◆ Task description ◆
Nothing may be dropped or altered: reproduce all the data.

◆ Recorded data ◆
-------------------------

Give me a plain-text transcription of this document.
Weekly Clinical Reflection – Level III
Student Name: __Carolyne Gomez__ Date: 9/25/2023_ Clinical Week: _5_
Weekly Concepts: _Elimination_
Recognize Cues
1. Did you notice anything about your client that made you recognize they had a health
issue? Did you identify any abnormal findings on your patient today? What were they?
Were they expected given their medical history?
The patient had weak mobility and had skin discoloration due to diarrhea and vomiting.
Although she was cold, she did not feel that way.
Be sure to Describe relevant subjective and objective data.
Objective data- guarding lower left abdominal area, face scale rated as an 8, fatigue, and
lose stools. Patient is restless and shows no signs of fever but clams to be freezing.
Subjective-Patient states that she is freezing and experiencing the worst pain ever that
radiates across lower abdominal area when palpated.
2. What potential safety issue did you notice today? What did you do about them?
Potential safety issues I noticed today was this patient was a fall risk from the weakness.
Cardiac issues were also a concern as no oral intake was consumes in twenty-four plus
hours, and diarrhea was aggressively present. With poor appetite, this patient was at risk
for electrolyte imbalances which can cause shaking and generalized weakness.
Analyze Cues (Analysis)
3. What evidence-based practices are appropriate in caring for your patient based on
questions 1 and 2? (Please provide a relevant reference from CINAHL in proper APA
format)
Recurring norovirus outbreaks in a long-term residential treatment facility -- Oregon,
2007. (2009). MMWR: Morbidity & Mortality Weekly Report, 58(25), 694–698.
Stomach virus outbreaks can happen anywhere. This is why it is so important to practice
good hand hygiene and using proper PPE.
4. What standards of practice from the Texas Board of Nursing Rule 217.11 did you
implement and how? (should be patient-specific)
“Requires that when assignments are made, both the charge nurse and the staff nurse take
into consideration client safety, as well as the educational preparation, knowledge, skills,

-------------------------

◆ Answer box ◆
Give me a plain-text transcription of this document.
Weekly Clinical Reflection – Level III
Student Name: __Carolyne Gomez__ Date: 9/25/2023_ Clinical Week: _5_
Weekly Concepts: _Elimination_
Recognize Cues
1. Did you notice anything about your client that made you recognize they had a health
issue? Did you identify any abnormal findings on your patient today? What were they?
Were they expected given their medical history?
The patient had weak mobility and had skin discoloration due to diarrhea and vomiting.
Although she was cold, she did not feel that way.
Be sure to Describe relevant subjective and objective data.
Objective data- guarding lower left abdominal area, face scale rated as an 8, fatigue, and
lose stools. Patient is restless and shows no signs of fever but clams to be freezing.
Subjective-Patient states that she is freezing and experiencing the worst pain ever that
radiates across lower abdominal area when palpated.
2. What potential safety issue did you notice today? What did you do about them?
Potential safety issues I noticed today was this patient was a fall risk from the weakness.
Cardiac issues were also a concern as no oral intake was consumes in twenty-four plus
hours, and diarrhea was aggressively present. With poor appetite, this patient was at risk
for electrolyte imbalances which can cause shaking and generalized weakness.
Analyze Cues (Analysis)
3. What evidence-based practices are appropriate in caring for your patient based on
questions 1 and 2? (Please provide a relevant reference from CINAHL in proper APA
format)
Recurring norovirus outbreaks in a long-term residential treatment facility -- Oregon,
2007. (2009). MMWR: Morbidity & Mortality Weekly Report, 58(25), 694–698.
Stomach virus outbreaks can happen anywhere. This is why it is so important to practice
good hand hygiene and using proper PPE.
4. What standards of practice from the Texas Board of Nursing Rule 217.11 did you
implement and how? (should be patient-specific)
“Requires that when assignments are made, both the charge nurse and the staff nurse take
into consideration client safety, as well as the educational preparation, knowledge, skills,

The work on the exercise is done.